• _REQUIRED TASK_
For each line below that includes the word "text", make a copy.

◆ ◆ ◆

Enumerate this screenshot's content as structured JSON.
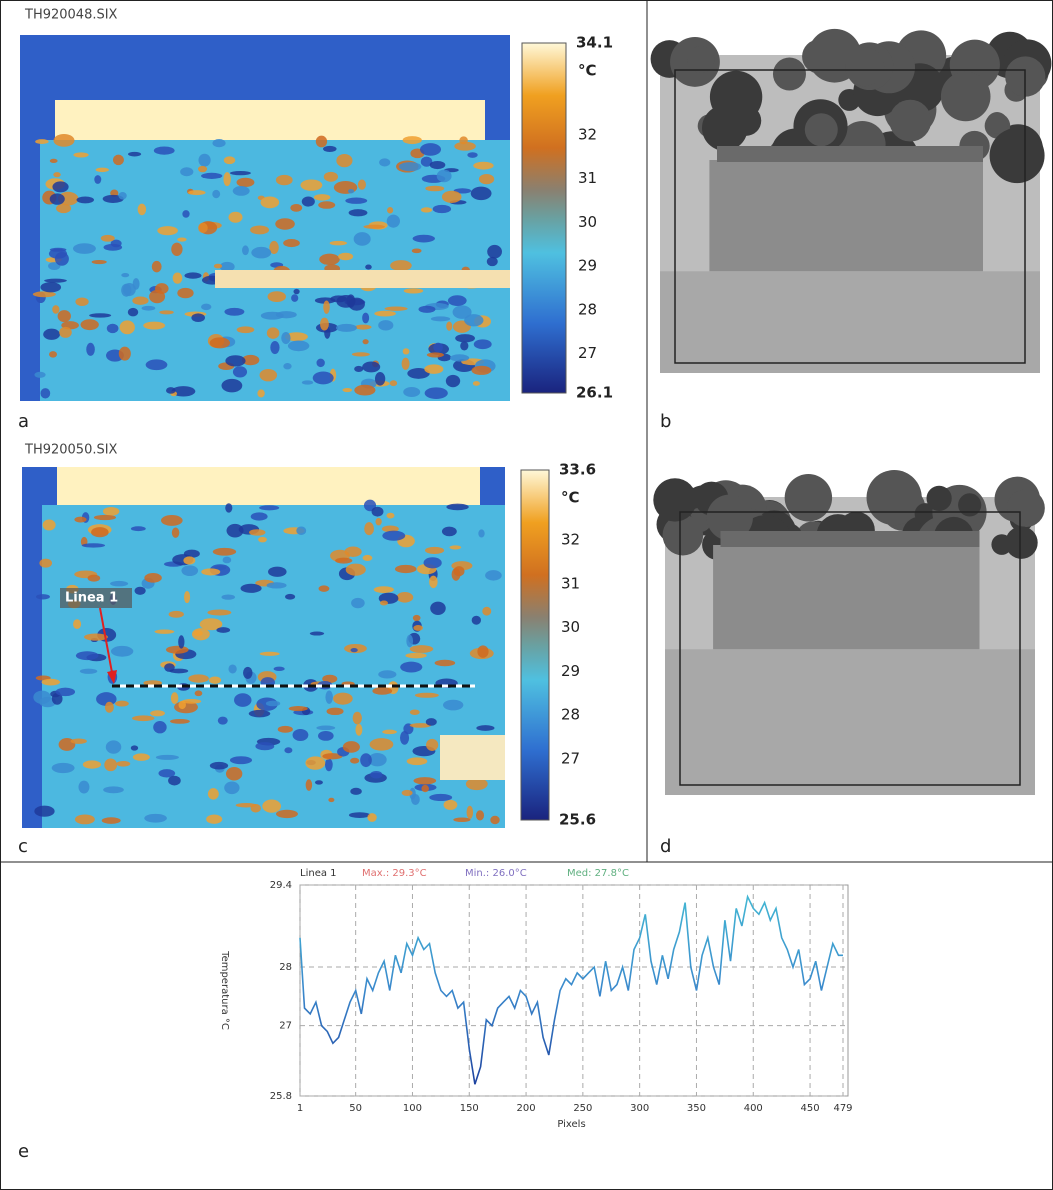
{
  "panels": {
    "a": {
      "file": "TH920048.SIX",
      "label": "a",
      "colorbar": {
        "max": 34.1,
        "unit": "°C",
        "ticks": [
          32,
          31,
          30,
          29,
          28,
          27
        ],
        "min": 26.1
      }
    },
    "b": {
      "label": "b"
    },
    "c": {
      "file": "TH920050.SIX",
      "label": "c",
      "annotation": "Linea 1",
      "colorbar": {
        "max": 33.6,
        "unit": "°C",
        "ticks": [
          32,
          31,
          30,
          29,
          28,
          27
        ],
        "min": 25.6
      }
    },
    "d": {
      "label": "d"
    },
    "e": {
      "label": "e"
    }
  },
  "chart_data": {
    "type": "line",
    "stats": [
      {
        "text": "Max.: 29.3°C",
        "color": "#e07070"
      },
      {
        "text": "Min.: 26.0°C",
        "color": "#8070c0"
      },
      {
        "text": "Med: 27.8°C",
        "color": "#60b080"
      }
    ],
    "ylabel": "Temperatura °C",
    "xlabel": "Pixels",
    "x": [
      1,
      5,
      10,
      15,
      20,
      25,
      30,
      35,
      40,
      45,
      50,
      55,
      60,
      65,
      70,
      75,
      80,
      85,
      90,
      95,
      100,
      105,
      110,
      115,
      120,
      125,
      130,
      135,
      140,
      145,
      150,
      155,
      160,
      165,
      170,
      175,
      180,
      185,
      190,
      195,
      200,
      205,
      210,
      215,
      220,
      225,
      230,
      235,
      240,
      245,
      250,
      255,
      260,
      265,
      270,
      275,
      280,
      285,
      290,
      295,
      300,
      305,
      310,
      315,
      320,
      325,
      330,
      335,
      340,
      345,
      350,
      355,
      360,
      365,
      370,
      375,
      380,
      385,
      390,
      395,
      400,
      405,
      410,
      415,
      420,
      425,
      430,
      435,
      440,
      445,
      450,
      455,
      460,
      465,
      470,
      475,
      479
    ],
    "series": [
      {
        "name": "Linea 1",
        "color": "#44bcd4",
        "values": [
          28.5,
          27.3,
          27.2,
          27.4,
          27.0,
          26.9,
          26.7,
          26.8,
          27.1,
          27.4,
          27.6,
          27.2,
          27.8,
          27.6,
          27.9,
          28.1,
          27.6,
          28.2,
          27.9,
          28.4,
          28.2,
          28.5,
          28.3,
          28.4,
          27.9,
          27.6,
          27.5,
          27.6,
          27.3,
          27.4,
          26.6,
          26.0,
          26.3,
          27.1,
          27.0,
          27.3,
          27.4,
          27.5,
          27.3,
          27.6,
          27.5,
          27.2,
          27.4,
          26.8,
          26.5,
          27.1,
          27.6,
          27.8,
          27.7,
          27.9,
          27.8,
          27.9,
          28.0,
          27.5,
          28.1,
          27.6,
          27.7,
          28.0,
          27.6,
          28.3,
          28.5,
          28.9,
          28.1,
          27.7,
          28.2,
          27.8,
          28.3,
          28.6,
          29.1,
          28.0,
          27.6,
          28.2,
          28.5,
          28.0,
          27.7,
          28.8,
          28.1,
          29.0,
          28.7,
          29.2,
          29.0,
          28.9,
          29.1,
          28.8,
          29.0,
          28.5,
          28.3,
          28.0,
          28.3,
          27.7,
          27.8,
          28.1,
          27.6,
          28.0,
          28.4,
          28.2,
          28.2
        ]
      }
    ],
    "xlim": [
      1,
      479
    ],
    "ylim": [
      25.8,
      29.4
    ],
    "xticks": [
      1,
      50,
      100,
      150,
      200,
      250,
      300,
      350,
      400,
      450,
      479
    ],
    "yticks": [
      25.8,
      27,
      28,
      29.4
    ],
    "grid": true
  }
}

◆ ◆ ◆

• _COMPLETE RESPONSE_
        "text": "Max.: 29.3°C",
        "text": "Min.: 26.0°C",
        "text": "Med: 27.8°C",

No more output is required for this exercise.